"""

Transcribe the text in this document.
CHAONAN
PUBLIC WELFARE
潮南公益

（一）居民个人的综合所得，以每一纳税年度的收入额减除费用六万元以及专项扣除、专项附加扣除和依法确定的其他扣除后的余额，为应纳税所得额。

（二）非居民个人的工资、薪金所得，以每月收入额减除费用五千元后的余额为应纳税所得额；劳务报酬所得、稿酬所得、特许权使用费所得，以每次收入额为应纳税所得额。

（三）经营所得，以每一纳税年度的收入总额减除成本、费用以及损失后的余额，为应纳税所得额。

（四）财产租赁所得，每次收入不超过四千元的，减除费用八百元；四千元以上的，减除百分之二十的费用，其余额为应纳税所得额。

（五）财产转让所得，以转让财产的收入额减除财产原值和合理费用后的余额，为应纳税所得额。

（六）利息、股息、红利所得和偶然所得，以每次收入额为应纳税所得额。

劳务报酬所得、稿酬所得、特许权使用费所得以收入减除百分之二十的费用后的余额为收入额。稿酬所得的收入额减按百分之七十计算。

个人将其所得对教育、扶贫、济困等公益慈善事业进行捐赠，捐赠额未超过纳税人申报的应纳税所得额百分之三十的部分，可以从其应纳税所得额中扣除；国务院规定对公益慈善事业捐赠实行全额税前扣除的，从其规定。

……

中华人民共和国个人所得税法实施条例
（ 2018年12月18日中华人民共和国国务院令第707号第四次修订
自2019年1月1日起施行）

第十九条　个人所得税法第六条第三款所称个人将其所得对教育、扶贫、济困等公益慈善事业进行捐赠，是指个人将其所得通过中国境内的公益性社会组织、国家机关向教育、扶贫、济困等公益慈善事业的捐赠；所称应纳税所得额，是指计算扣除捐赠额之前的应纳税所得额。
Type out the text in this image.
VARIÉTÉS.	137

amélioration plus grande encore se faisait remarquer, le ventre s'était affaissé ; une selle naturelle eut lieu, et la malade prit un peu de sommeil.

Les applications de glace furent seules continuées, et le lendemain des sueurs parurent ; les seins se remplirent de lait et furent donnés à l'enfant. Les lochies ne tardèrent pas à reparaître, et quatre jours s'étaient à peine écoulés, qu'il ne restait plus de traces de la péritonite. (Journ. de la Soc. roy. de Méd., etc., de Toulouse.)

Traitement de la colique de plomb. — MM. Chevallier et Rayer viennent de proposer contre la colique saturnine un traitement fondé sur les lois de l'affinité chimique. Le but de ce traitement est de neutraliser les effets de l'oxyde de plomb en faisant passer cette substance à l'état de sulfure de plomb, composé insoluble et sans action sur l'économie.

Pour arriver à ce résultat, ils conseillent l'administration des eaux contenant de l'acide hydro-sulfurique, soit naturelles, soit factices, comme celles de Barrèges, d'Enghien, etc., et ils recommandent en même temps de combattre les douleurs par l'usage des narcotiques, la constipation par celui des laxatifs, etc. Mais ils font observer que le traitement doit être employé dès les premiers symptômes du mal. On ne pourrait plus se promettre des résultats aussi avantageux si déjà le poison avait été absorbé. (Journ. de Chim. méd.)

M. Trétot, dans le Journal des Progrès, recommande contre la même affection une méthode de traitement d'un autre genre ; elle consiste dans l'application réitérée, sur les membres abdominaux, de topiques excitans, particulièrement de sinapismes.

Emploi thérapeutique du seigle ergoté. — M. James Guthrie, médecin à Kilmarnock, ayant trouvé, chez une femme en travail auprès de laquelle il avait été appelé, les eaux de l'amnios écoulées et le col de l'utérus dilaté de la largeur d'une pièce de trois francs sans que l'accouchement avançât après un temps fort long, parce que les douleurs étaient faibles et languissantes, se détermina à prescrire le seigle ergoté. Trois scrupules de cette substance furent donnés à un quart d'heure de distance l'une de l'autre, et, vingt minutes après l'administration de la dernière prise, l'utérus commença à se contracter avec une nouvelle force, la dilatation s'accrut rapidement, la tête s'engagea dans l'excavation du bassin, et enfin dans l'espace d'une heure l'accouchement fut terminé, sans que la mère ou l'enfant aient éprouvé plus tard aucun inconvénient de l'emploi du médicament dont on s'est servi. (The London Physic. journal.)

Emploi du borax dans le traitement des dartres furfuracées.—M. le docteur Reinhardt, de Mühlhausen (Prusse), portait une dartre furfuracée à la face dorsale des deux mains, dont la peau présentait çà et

"""

**Set problem:** From the listing above, copy every line that holds the string "稿酬所得".

**Result of the exercise:**
（二）非居民个人的工资、薪金所得，以每月收入额减除费用五千元后的余额为应纳税所得额；劳务报酬所得、稿酬所得、特许权使用费所得，以每次收入额为应纳税所得额。
劳务报酬所得、稿酬所得、特许权使用费所得以收入减除百分之二十的费用后的余额为收入额。稿酬所得的收入额减按百分之七十计算。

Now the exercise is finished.